#### [Dataset entries]
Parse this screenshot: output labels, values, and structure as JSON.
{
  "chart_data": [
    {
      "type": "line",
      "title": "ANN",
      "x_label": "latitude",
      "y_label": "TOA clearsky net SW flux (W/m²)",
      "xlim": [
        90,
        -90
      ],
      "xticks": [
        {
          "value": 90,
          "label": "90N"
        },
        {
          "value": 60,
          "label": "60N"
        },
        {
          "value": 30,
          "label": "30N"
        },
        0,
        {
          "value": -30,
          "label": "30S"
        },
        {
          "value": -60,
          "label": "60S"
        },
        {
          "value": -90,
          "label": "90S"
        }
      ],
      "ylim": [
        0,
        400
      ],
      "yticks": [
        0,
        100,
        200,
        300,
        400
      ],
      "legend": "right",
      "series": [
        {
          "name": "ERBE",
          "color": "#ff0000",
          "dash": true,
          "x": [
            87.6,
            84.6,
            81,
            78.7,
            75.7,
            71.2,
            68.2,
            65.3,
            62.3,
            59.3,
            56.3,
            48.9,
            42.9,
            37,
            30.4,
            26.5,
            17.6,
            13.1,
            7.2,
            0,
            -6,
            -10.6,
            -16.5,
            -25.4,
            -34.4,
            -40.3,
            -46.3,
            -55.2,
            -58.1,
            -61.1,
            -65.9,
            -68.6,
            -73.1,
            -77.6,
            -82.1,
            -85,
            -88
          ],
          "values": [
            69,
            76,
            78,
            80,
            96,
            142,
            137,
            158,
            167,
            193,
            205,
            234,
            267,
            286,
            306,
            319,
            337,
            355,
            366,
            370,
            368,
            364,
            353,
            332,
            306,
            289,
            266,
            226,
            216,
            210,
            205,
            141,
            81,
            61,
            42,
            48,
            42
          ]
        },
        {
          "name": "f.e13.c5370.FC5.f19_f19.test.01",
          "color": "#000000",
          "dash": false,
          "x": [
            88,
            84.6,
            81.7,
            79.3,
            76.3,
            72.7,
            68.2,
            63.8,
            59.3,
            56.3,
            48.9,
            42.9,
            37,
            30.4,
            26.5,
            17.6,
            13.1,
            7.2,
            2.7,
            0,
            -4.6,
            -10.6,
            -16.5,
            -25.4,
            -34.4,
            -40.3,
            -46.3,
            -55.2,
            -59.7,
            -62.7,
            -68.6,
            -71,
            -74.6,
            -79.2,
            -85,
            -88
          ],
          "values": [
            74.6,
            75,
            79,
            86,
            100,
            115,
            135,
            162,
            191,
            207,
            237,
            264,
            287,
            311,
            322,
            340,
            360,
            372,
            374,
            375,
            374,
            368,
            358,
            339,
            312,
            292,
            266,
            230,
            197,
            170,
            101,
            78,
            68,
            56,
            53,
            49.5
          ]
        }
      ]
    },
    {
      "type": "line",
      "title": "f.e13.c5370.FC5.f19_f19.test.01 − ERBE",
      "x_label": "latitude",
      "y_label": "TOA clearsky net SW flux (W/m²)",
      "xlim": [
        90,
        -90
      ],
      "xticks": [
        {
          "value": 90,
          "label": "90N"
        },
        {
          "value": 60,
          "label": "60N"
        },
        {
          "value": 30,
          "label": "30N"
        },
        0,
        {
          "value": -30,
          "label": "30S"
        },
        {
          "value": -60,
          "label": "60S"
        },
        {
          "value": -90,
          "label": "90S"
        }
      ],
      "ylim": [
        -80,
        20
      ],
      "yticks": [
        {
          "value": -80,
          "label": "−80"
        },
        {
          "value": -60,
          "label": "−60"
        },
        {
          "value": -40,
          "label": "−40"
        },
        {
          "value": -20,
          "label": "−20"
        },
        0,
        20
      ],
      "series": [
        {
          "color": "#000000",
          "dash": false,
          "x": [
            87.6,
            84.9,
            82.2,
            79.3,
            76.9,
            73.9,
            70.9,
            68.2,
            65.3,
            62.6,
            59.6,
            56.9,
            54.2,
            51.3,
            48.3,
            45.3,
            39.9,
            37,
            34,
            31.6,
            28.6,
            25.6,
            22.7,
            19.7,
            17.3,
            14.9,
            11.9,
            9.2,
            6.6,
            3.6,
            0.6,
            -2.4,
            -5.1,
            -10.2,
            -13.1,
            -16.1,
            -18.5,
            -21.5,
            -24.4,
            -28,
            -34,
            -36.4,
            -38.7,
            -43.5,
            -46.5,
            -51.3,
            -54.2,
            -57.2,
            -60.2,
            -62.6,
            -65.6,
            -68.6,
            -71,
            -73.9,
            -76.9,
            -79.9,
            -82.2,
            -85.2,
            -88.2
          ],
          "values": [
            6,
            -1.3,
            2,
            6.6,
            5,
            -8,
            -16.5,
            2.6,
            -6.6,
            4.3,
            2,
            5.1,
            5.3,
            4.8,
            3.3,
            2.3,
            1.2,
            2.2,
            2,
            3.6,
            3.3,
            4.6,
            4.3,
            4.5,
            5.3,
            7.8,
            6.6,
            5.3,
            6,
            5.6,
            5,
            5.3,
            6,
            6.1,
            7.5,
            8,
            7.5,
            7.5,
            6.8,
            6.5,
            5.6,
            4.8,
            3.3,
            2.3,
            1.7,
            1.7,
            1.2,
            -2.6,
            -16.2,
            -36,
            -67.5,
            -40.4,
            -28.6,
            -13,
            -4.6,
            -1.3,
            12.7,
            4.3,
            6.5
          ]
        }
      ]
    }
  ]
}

#### [Given exercise]
Transcribe the data. Leave every line exactly as it is.

#### [Answer]
Parse this screenshot: output labels, values, and structure as JSON.
{
  "chart_data": [
    {
      "type": "line",
      "title": "ANN",
      "x_label": "latitude",
      "y_label": "TOA clearsky net SW flux (W/m²)",
      "xlim": [
        90,
        -90
      ],
      "xticks": [
        {
          "value": 90,
          "label": "90N"
        },
        {
          "value": 60,
          "label": "60N"
        },
        {
          "value": 30,
          "label": "30N"
        },
        0,
        {
          "value": -30,
          "label": "30S"
        },
        {
          "value": -60,
          "label": "60S"
        },
        {
          "value": -90,
          "label": "90S"
        }
      ],
      "ylim": [
        0,
        400
      ],
      "yticks": [
        0,
        100,
        200,
        300,
        400
      ],
      "legend": "right",
      "series": [
        {
          "name": "ERBE",
          "color": "#ff0000",
          "dash": true,
          "x": [
            87.6,
            84.6,
            81,
            78.7,
            75.7,
            71.2,
            68.2,
            65.3,
            62.3,
            59.3,
            56.3,
            48.9,
            42.9,
            37,
            30.4,
            26.5,
            17.6,
            13.1,
            7.2,
            0,
            -6,
            -10.6,
            -16.5,
            -25.4,
            -34.4,
            -40.3,
            -46.3,
            -55.2,
            -58.1,
            -61.1,
            -65.9,
            -68.6,
            -73.1,
            -77.6,
            -82.1,
            -85,
            -88
          ],
          "values": [
            69,
            76,
            78,
            80,
            96,
            142,
            137,
            158,
            167,
            193,
            205,
            234,
            267,
            286,
            306,
            319,
            337,
            355,
            366,
            370,
            368,
            364,
            353,
            332,
            306,
            289,
            266,
            226,
            216,
            210,
            205,
            141,
            81,
            61,
            42,
            48,
            42
          ]
        },
        {
          "name": "f.e13.c5370.FC5.f19_f19.test.01",
          "color": "#000000",
          "dash": false,
          "x": [
            88,
            84.6,
            81.7,
            79.3,
            76.3,
            72.7,
            68.2,
            63.8,
            59.3,
            56.3,
            48.9,
            42.9,
            37,
            30.4,
            26.5,
            17.6,
            13.1,
            7.2,
            2.7,
            0,
            -4.6,
            -10.6,
            -16.5,
            -25.4,
            -34.4,
            -40.3,
            -46.3,
            -55.2,
            -59.7,
            -62.7,
            -68.6,
            -71,
            -74.6,
            -79.2,
            -85,
            -88
          ],
          "values": [
            74.6,
            75,
            79,
            86,
            100,
            115,
            135,
            162,
            191,
            207,
            237,
            264,
            287,
            311,
            322,
            340,
            360,
            372,
            374,
            375,
            374,
            368,
            358,
            339,
            312,
            292,
            266,
            230,
            197,
            170,
            101,
            78,
            68,
            56,
            53,
            49.5
          ]
        }
      ]
    },
    {
      "type": "line",
      "title": "f.e13.c5370.FC5.f19_f19.test.01 − ERBE",
      "x_label": "latitude",
      "y_label": "TOA clearsky net SW flux (W/m²)",
      "xlim": [
        90,
        -90
      ],
      "xticks": [
        {
          "value": 90,
          "label": "90N"
        },
        {
          "value": 60,
          "label": "60N"
        },
        {
          "value": 30,
          "label": "30N"
        },
        0,
        {
          "value": -30,
          "label": "30S"
        },
        {
          "value": -60,
          "label": "60S"
        },
        {
          "value": -90,
          "label": "90S"
        }
      ],
      "ylim": [
        -80,
        20
      ],
      "yticks": [
        {
          "value": -80,
          "label": "−80"
        },
        {
          "value": -60,
          "label": "−60"
        },
        {
          "value": -40,
          "label": "−40"
        },
        {
          "value": -20,
          "label": "−20"
        },
        0,
        20
      ],
      "series": [
        {
          "color": "#000000",
          "dash": false,
          "x": [
            87.6,
            84.9,
            82.2,
            79.3,
            76.9,
            73.9,
            70.9,
            68.2,
            65.3,
            62.6,
            59.6,
            56.9,
            54.2,
            51.3,
            48.3,
            45.3,
            39.9,
            37,
            34,
            31.6,
            28.6,
            25.6,
            22.7,
            19.7,
            17.3,
            14.9,
            11.9,
            9.2,
            6.6,
            3.6,
            0.6,
            -2.4,
            -5.1,
            -10.2,
            -13.1,
            -16.1,
            -18.5,
            -21.5,
            -24.4,
            -28,
            -34,
            -36.4,
            -38.7,
            -43.5,
            -46.5,
            -51.3,
            -54.2,
            -57.2,
            -60.2,
            -62.6,
            -65.6,
            -68.6,
            -71,
            -73.9,
            -76.9,
            -79.9,
            -82.2,
            -85.2,
            -88.2
          ],
          "values": [
            6,
            -1.3,
            2,
            6.6,
            5,
            -8,
            -16.5,
            2.6,
            -6.6,
            4.3,
            2,
            5.1,
            5.3,
            4.8,
            3.3,
            2.3,
            1.2,
            2.2,
            2,
            3.6,
            3.3,
            4.6,
            4.3,
            4.5,
            5.3,
            7.8,
            6.6,
            5.3,
            6,
            5.6,
            5,
            5.3,
            6,
            6.1,
            7.5,
            8,
            7.5,
            7.5,
            6.8,
            6.5,
            5.6,
            4.8,
            3.3,
            2.3,
            1.7,
            1.7,
            1.2,
            -2.6,
            -16.2,
            -36,
            -67.5,
            -40.4,
            -28.6,
            -13,
            -4.6,
            -1.3,
            12.7,
            4.3,
            6.5
          ]
        }
      ]
    }
  ]
}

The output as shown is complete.